Saved data entries
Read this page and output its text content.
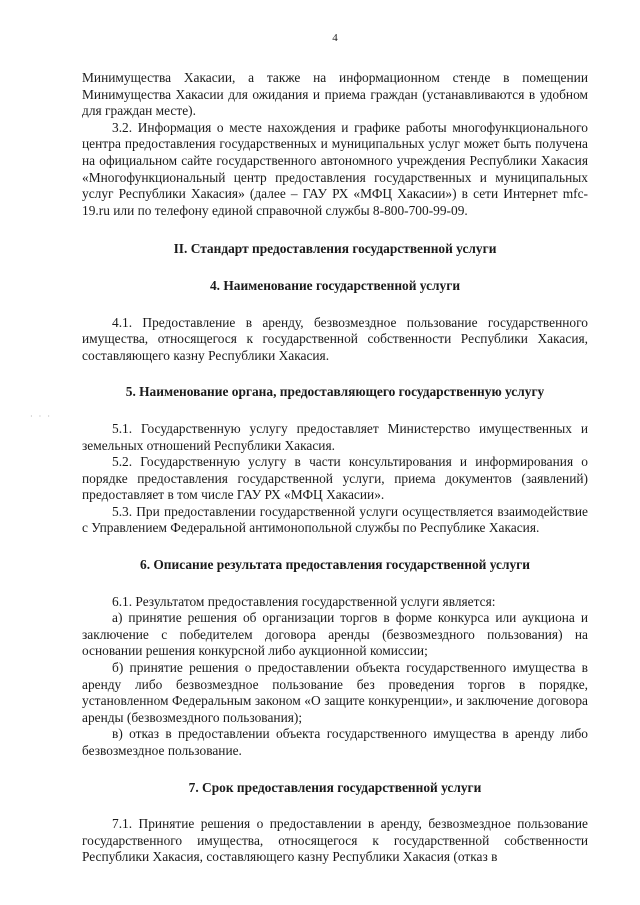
4

Минимущества Хакасии, а также на информационном стенде в помещении Минимущества Хакасии для ожидания и приема граждан (устанавливаются в удобном для граждан месте).

3.2. Информация о месте нахождения и графике работы многофункционального центра предоставления государственных и муниципальных услуг может быть получена на официальном сайте государственного автономного учреждения Республики Хакасия «Многофункциональный центр предоставления государственных и муниципальных услуг Республики Хакасия» (далее – ГАУ РХ «МФЦ Хакасии») в сети Интернет mfc-19.ru или по телефону единой справочной службы 8-800-700-99-09.

II. Стандарт предоставления государственной услуги
4. Наименование государственной услуги

4.1. Предоставление в аренду, безвозмездное пользование государственного имущества, относящегося к государственной собственности Республики Хакасия, составляющего казну Республики Хакасия.

5. Наименование органа, предоставляющего государственную услугу

5.1. Государственную услугу предоставляет Министерство имущественных и земельных отношений Республики Хакасия.

5.2. Государственную услугу в части консультирования и информирования о порядке предоставления государственной услуги, приема документов (заявлений) предоставляет в том числе ГАУ РХ «МФЦ Хакасии».

5.3. При предоставлении государственной услуги осуществляется взаимодействие с Управлением Федеральной антимонопольной службы по Республике Хакасия.

6. Описание результата предоставления государственной услуги

6.1. Результатом предоставления государственной услуги является:

а) принятие решения об организации торгов в форме конкурса или аукциона и заключение с победителем договора аренды (безвозмездного пользования) на основании решения конкурсной либо аукционной комиссии;

б) принятие решения о предоставлении объекта государственного имущества в аренду либо безвозмездное пользование без проведения торгов в порядке, установленном Федеральным законом «О защите конкуренции», и заключение договора аренды (безвозмездного пользования);

в) отказ в предоставлении объекта государственного имущества в аренду либо безвозмездное пользование.

7. Срок предоставления государственной услуги

7.1. Принятие решения о предоставлении в аренду, безвозмездное пользование государственного имущества, относящегося к государственной собственности Республики Хакасия, составляющего казну Республики Хакасия (отказ в

· · ·
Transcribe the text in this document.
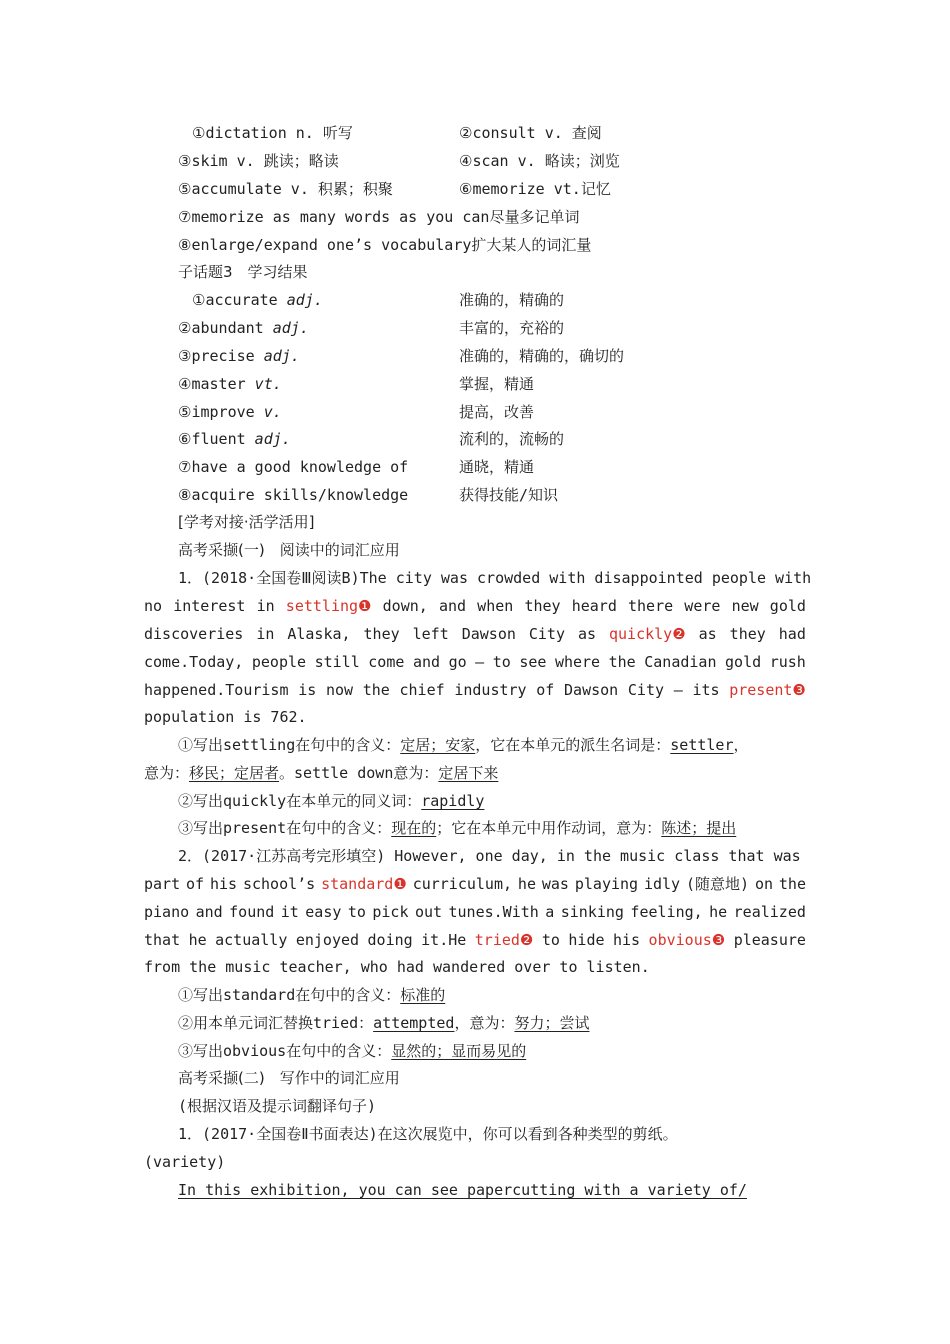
①dictation n. 听写	②consult v. 查阅
③skim v. 跳读；略读	④scan v. 略读；浏览
⑤accumulate v. 积累；积聚	⑥memorize vt.记忆
⑦memorize as many words as you can尽量多记单词
⑧enlarge/expand one’s vocabulary扩大某人的词汇量
子话题3　学习结果
①accurate adj.	准确的，精确的
②abundant adj.	丰富的，充裕的
③precise adj.	准确的，精确的，确切的
④master vt.	掌握，精通
⑤improve v.	提高，改善
⑥fluent adj.	流利的，流畅的
⑦have a good knowledge of	通晓，精通
⑧acquire skills/knowledge	获得技能/知识
[学考对接·活学活用]
高考采撷(一)　阅读中的词汇应用
1．(2018·全国卷Ⅲ阅读B)The city was crowded with disappointed people with
no interest in settling❶ down, and when they heard there were new gold
discoveries in Alaska, they left Dawson City as quickly❷ as they had
come.Today, people still come and go — to see where the Canadian gold rush
happened.Tourism is now the chief industry of Dawson City — its present❸
population is 762.
①写出settling在句中的含义：定居；安家，它在本单元的派生名词是：settler，
意为：移民；定居者。settle down意为：定居下来
②写出quickly在本单元的同义词：rapidly
③写出present在句中的含义：现在的；它在本单元中用作动词，意为：陈述；提出
2．(2017·江苏高考完形填空) However, one day, in the music class that was
part of his school’s standard❶ curriculum, he was playing idly (随意地) on the
piano and found it easy to pick out tunes.With a sinking feeling, he realized
that he actually enjoyed doing it.He tried❷ to hide his obvious❸ pleasure
from the music teacher, who had wandered over to listen.
①写出standard在句中的含义：标准的
②用本单元词汇替换tried：attempted，意为：努力；尝试
③写出obvious在句中的含义：显然的；显而易见的
高考采撷(二)　写作中的词汇应用
(根据汉语及提示词翻译句子)
1．(2017·全国卷Ⅱ书面表达)在这次展览中，你可以看到各种类型的剪纸。
(variety)
In this exhibition, you can see papercutting with a variety of/
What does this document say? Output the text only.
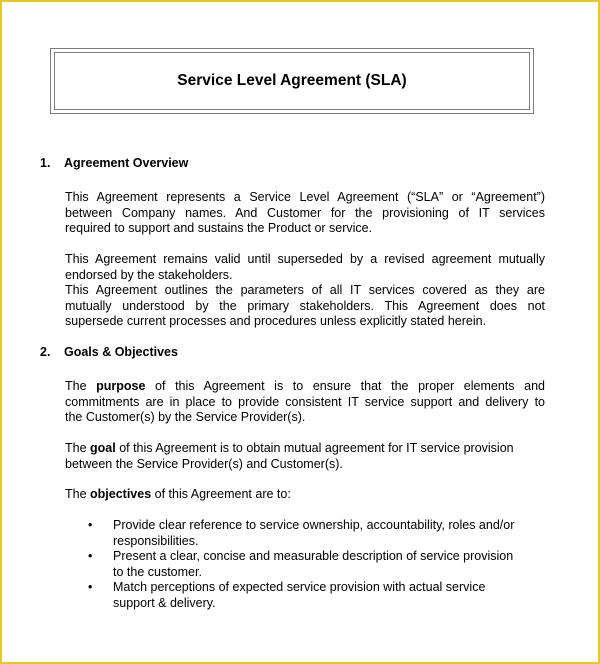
Service Level Agreement (SLA)
1. Agreement Overview
This Agreement represents a Service Level Agreement (“SLA” or “Agreement”)
between Company names. And Customer for the provisioning of IT services
required to support and sustains the Product or service.
This Agreement remains valid until superseded by a revised agreement mutually
endorsed by the stakeholders.
This Agreement outlines the parameters of all IT services covered as they are
mutually understood by the primary stakeholders. This Agreement does not
supersede current processes and procedures unless explicitly stated herein.
2. Goals & Objectives
The purpose of this Agreement is to ensure that the proper elements and
commitments are in place to provide consistent IT service support and delivery to
the Customer(s) by the Service Provider(s).
The goal of this Agreement is to obtain mutual agreement for IT service provision
between the Service Provider(s) and Customer(s).
The objectives of this Agreement are to:
• Provide clear reference to service ownership, accountability, roles and/or
responsibilities.
• Present a clear, concise and measurable description of service provision
to the customer.
• Match perceptions of expected service provision with actual service
support & delivery.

THE EXERCISE:
Make an exact copy of the data, leaving its pictures out.

REPLY:
Read this page and output its text content.
4

Минимущества Хакасии, а также на информационном стенде в помещении Минимущества Хакасии для ожидания и приема граждан (устанавливаются в удобном для граждан месте).

3.2. Информация о месте нахождения и графике работы многофункционального центра предоставления государственных и муниципальных услуг может быть получена на официальном сайте государственного автономного учреждения Республики Хакасия «Многофункциональный центр предоставления государственных и муниципальных услуг Республики Хакасия» (далее – ГАУ РХ «МФЦ Хакасии») в сети Интернет mfc-19.ru или по телефону единой справочной службы 8-800-700-99-09.

II. Стандарт предоставления государственной услуги
4. Наименование государственной услуги

4.1. Предоставление в аренду, безвозмездное пользование государственного имущества, относящегося к государственной собственности Республики Хакасия, составляющего казну Республики Хакасия.

5. Наименование органа, предоставляющего государственную услугу

5.1. Государственную услугу предоставляет Министерство имущественных и земельных отношений Республики Хакасия.

5.2. Государственную услугу в части консультирования и информирования о порядке предоставления государственной услуги, приема документов (заявлений) предоставляет в том числе ГАУ РХ «МФЦ Хакасии».

5.3. При предоставлении государственной услуги осуществляется взаимодействие с Управлением Федеральной антимонопольной службы по Республике Хакасия.

6. Описание результата предоставления государственной услуги

6.1. Результатом предоставления государственной услуги является:

а) принятие решения об организации торгов в форме конкурса или аукциона и заключение с победителем договора аренды (безвозмездного пользования) на основании решения конкурсной либо аукционной комиссии;

б) принятие решения о предоставлении объекта государственного имущества в аренду либо безвозмездное пользование без проведения торгов в порядке, установленном Федеральным законом «О защите конкуренции», и заключение договора аренды (безвозмездного пользования);

в) отказ в предоставлении объекта государственного имущества в аренду либо безвозмездное пользование.

7. Срок предоставления государственной услуги

7.1. Принятие решения о предоставлении в аренду, безвозмездное пользование государственного имущества, относящегося к государственной собственности Республики Хакасия, составляющего казну Республики Хакасия (отказ в

· · ·
Transcribe the text in this document.
①dictation n. 听写	②consult v. 查阅
③skim v. 跳读；略读	④scan v. 略读；浏览
⑤accumulate v. 积累；积聚	⑥memorize vt.记忆
⑦memorize as many words as you can尽量多记单词
⑧enlarge/expand one’s vocabulary扩大某人的词汇量
子话题3　学习结果
①accurate adj.	准确的，精确的
②abundant adj.	丰富的，充裕的
③precise adj.	准确的，精确的，确切的
④master vt.	掌握，精通
⑤improve v.	提高，改善
⑥fluent adj.	流利的，流畅的
⑦have a good knowledge of	通晓，精通
⑧acquire skills/knowledge	获得技能/知识
[学考对接·活学活用]
高考采撷(一)　阅读中的词汇应用
1．(2018·全国卷Ⅲ阅读B)The city was crowded with disappointed people with
no interest in settling❶ down, and when they heard there were new gold
discoveries in Alaska, they left Dawson City as quickly❷ as they had
come.Today, people still come and go — to see where the Canadian gold rush
happened.Tourism is now the chief industry of Dawson City — its present❸
population is 762.
①写出settling在句中的含义：定居；安家，它在本单元的派生名词是：settler，
意为：移民；定居者。settle down意为：定居下来
②写出quickly在本单元的同义词：rapidly
③写出present在句中的含义：现在的；它在本单元中用作动词，意为：陈述；提出
2．(2017·江苏高考完形填空) However, one day, in the music class that was
part of his school’s standard❶ curriculum, he was playing idly (随意地) on the
piano and found it easy to pick out tunes.With a sinking feeling, he realized
that he actually enjoyed doing it.He tried❷ to hide his obvious❸ pleasure
from the music teacher, who had wandered over to listen.
①写出standard在句中的含义：标准的
②用本单元词汇替换tried：attempted，意为：努力；尝试
③写出obvious在句中的含义：显然的；显而易见的
高考采撷(二)　写作中的词汇应用
(根据汉语及提示词翻译句子)
1．(2017·全国卷Ⅱ书面表达)在这次展览中，你可以看到各种类型的剪纸。
(variety)
In this exhibition, you can see papercutting with a variety of/
What does this document say? Output the text only.
Service Level Agreement (SLA)
1. Agreement Overview
This Agreement represents a Service Level Agreement (“SLA” or “Agreement”)
between Company names. And Customer for the provisioning of IT services
required to support and sustains the Product or service.
This Agreement remains valid until superseded by a revised agreement mutually
endorsed by the stakeholders.
This Agreement outlines the parameters of all IT services covered as they are
mutually understood by the primary stakeholders. This Agreement does not
supersede current processes and procedures unless explicitly stated herein.
2. Goals & Objectives
The purpose of this Agreement is to ensure that the proper elements and
commitments are in place to provide consistent IT service support and delivery to
the Customer(s) by the Service Provider(s).
The goal of this Agreement is to obtain mutual agreement for IT service provision
between the Service Provider(s) and Customer(s).
The objectives of this Agreement are to:
• Provide clear reference to service ownership, accountability, roles and/or
responsibilities.
• Present a clear, concise and measurable description of service provision
to the customer.
• Match perceptions of expected service provision with actual service
support & delivery.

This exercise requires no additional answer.